┌─ DOCUMENT PASSAGE

Philippians’ largely joyful and pastoral tone makes it tempting to overlook its eschatological flavor. It can be easy to look past, for example, Philippians 3:10’s, “I want to know Christ and the power of his resurrection and the fellowship of sharing in his sufferings, becoming like him in his death, and so, somehow, to attain to the resurrection of the dead.” In verse 14 he adds, “I press on toward the goal to win the prize for which God has called me heavenward in Christ Jesus.”
Of course, this Sunday’s Epistolary Lesson’s eschatological talk has a biblical context. The apostles speak of Jesus’ friends’ eager awaiting of Christ’s return only after they describe what it’s like not to eagerly await it. In verse 18 Paul mourns that “Many [polloi] live [peripatousin] as enemies [echthrous] of the cross [staurou] of Christ.”
This at least suggests that some people don’t just reject Christ’s cross as the means by which God graciously rescues Jesus’ followers. They also somehow live as sworn enemies of that cross. Some of those enemies may be the “dogs” to whom Paul refers in Philippians 3:2-3 as putting their “confidence in the flesh.”

└─
┌─ DATA LINES

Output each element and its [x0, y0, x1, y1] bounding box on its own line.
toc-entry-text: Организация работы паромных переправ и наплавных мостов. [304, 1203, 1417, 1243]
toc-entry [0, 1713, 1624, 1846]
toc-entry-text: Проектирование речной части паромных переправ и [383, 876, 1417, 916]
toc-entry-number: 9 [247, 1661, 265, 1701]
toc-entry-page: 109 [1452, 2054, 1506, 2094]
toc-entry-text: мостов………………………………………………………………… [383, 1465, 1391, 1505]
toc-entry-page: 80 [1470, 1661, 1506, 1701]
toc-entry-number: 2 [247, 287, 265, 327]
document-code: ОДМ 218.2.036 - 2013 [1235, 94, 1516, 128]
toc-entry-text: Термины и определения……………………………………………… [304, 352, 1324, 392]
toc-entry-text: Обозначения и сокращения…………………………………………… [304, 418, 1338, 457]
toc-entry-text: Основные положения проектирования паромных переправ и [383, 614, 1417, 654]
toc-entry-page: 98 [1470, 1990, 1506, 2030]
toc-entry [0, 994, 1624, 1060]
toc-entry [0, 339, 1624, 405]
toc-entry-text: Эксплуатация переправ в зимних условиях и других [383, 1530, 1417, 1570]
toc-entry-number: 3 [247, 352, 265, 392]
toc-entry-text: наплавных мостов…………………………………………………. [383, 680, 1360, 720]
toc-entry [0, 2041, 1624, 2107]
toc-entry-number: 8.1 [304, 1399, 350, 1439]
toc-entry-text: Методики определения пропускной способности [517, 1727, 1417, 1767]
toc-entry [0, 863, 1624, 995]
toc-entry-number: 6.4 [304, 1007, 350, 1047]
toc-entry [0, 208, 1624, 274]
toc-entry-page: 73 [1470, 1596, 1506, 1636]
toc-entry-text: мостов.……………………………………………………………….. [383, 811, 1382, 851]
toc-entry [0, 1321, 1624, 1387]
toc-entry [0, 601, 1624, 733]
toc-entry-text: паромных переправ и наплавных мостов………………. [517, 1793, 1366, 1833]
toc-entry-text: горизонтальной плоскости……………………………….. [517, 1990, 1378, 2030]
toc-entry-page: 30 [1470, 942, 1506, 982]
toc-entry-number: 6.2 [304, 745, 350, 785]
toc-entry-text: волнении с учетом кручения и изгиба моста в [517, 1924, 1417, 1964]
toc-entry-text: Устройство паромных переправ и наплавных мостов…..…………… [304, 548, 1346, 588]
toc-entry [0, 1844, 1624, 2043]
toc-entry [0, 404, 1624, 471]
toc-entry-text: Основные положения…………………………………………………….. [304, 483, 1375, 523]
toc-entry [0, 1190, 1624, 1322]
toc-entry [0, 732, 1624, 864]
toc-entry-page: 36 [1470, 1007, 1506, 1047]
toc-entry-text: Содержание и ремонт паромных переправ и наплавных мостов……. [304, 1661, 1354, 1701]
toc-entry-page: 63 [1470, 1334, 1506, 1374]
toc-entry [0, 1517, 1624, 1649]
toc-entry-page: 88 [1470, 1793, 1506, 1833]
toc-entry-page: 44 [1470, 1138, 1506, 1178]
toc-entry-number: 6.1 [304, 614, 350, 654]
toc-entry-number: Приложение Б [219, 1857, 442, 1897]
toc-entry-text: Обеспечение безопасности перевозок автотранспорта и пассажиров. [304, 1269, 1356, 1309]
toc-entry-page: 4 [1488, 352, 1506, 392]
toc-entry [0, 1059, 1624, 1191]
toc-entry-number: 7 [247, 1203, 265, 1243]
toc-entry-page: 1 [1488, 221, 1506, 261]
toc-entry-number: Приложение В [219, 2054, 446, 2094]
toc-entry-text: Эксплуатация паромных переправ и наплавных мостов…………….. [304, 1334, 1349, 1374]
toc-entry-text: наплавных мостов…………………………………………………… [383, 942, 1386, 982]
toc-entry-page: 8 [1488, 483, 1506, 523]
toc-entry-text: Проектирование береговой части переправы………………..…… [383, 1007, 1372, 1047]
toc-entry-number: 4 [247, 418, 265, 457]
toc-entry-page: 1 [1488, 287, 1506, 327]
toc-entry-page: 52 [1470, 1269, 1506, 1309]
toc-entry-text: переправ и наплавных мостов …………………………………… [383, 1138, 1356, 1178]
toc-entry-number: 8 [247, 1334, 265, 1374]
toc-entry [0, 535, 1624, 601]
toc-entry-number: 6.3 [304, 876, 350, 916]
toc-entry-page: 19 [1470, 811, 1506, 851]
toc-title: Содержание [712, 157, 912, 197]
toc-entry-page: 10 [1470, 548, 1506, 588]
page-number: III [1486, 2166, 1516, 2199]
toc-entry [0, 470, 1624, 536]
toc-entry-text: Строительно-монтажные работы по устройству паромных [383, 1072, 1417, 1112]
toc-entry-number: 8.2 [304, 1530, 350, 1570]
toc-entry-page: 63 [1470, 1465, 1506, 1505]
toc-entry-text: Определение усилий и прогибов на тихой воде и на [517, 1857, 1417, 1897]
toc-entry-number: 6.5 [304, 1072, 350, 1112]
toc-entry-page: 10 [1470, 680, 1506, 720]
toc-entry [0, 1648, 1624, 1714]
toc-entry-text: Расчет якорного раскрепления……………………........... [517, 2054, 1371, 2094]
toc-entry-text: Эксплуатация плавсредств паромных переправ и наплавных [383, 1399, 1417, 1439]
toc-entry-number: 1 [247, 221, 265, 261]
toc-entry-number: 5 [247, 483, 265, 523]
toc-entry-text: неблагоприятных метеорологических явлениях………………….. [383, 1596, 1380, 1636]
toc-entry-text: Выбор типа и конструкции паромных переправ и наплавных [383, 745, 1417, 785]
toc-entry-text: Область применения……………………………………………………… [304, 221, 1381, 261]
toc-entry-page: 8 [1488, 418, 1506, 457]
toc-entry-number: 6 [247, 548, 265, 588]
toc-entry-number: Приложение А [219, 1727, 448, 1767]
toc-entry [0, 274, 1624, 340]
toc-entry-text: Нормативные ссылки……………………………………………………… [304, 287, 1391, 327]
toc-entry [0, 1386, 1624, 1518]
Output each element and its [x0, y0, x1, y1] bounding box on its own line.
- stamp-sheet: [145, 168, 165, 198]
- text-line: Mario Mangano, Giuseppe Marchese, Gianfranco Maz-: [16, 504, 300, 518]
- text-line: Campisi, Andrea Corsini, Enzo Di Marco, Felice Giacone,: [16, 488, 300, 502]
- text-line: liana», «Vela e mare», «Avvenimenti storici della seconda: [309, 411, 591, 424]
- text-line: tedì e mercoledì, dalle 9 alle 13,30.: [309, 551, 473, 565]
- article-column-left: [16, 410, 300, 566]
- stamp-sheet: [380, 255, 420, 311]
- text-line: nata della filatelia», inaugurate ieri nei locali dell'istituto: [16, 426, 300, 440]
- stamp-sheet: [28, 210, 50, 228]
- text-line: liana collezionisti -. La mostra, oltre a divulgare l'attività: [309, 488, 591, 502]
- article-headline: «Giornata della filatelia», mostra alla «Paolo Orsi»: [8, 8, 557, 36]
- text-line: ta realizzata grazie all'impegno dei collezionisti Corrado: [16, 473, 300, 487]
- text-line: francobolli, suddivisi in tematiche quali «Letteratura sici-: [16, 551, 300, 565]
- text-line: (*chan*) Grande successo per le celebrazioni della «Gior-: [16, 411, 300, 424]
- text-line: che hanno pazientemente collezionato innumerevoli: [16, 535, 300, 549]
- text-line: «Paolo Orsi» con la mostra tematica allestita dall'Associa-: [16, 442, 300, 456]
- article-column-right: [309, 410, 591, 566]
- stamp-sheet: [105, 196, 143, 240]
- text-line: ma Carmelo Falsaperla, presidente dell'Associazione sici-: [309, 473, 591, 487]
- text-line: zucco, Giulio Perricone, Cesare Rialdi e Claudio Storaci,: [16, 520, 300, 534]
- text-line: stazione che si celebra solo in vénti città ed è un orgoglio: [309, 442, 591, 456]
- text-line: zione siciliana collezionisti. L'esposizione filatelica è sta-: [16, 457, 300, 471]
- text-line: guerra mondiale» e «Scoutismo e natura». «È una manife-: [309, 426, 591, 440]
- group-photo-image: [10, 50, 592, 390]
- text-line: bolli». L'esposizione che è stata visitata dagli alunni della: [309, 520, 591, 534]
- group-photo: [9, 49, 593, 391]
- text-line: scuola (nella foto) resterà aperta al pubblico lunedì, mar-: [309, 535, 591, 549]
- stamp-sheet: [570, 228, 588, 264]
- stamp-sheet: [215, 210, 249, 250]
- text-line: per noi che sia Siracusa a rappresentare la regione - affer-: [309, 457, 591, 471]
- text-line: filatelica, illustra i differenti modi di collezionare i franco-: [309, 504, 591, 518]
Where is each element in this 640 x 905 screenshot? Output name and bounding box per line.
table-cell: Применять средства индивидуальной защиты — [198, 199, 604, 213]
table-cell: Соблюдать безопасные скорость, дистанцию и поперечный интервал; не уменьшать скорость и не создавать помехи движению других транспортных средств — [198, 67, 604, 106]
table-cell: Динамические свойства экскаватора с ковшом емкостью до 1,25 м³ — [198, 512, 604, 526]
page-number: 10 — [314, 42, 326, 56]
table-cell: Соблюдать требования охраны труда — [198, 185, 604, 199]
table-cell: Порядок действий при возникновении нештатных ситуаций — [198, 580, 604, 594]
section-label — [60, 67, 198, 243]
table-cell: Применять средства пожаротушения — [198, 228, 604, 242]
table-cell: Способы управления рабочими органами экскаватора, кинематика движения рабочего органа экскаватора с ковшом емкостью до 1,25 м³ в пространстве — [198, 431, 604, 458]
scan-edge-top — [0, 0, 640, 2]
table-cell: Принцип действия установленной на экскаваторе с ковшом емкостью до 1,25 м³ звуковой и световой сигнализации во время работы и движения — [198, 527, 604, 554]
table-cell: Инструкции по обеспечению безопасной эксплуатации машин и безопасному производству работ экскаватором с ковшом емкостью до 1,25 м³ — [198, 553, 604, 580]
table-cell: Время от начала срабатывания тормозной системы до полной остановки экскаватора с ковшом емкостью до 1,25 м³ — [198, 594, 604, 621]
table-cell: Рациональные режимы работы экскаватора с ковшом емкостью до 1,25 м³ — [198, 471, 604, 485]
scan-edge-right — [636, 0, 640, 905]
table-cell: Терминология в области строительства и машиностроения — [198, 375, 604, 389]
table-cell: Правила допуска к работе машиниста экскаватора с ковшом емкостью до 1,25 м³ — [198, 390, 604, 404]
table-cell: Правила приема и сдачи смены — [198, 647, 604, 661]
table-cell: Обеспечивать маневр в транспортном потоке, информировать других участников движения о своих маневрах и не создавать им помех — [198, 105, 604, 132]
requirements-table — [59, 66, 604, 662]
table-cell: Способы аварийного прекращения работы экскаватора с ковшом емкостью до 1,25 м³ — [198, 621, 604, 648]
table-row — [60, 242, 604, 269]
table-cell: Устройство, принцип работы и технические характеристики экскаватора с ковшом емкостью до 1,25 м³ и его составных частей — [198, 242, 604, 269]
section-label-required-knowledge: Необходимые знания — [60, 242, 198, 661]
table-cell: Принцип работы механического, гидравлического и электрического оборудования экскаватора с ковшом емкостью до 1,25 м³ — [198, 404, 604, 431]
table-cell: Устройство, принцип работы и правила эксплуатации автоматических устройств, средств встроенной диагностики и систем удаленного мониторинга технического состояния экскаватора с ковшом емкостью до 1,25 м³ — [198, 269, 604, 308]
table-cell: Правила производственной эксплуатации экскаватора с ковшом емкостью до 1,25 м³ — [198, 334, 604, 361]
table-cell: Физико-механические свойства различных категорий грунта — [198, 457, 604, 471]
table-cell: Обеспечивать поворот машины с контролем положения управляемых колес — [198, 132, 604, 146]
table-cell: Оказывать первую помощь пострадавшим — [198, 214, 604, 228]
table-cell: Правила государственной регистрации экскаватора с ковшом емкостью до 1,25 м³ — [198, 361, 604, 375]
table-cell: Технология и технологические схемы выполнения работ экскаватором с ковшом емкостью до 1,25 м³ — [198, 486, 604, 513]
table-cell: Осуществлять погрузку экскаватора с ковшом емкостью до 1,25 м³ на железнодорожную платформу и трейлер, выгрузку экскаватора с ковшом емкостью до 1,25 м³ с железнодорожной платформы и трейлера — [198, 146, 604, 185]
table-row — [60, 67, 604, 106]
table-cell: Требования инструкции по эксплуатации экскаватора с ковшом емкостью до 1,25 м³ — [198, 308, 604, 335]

└─

### GOAL A
Answer these questions about the passage on Philippians:
(i) Which verse number does the passage give for "I press on toward the goal to win the prize"?
(ii) What Greek word appears in brackets after "enemies" in verse 18?
(iii) In which verses does Paul refer to the "dogs"?
### GOAL B
Extend the passage on Philippians beyond its final sentence, keeping its voice and subject.

### FINAL RESULT A
(i) Verse 14
(ii) echthrous
(iii) Philippians 3:2-3

### FINAL RESULT B
With tears perhaps streaming down his cheeks the apostle grieves for the people who live as though Jesus didn’t suffer so greatly for the sake of the world. The cross’s enemies live, instead, as though they must somehow do and say enough right things to be in a good relationship with the living God.
That hatred of Christ’s cross, Paul and Timothy go on to write, sometimes manifests itself in vulgar ways. While the NIV translates the cross’s enemies’ “destiny [telos]” as “destruction [apoleia],” telos can also mean “goal.” So it’s possible to interpret the apostles as saying the cross’s enemies see their life’s purpose as the ruin of both those around them and them.
Those enemies, what’s more, Paul writes, make their “stomach” [koilia] their “god” [theos]. They live as though their appetites are the most important thing in their lives. It’s as if the apostles suggest the cross’s enemies devote their whole lives to satisfying nothing but their various cravings.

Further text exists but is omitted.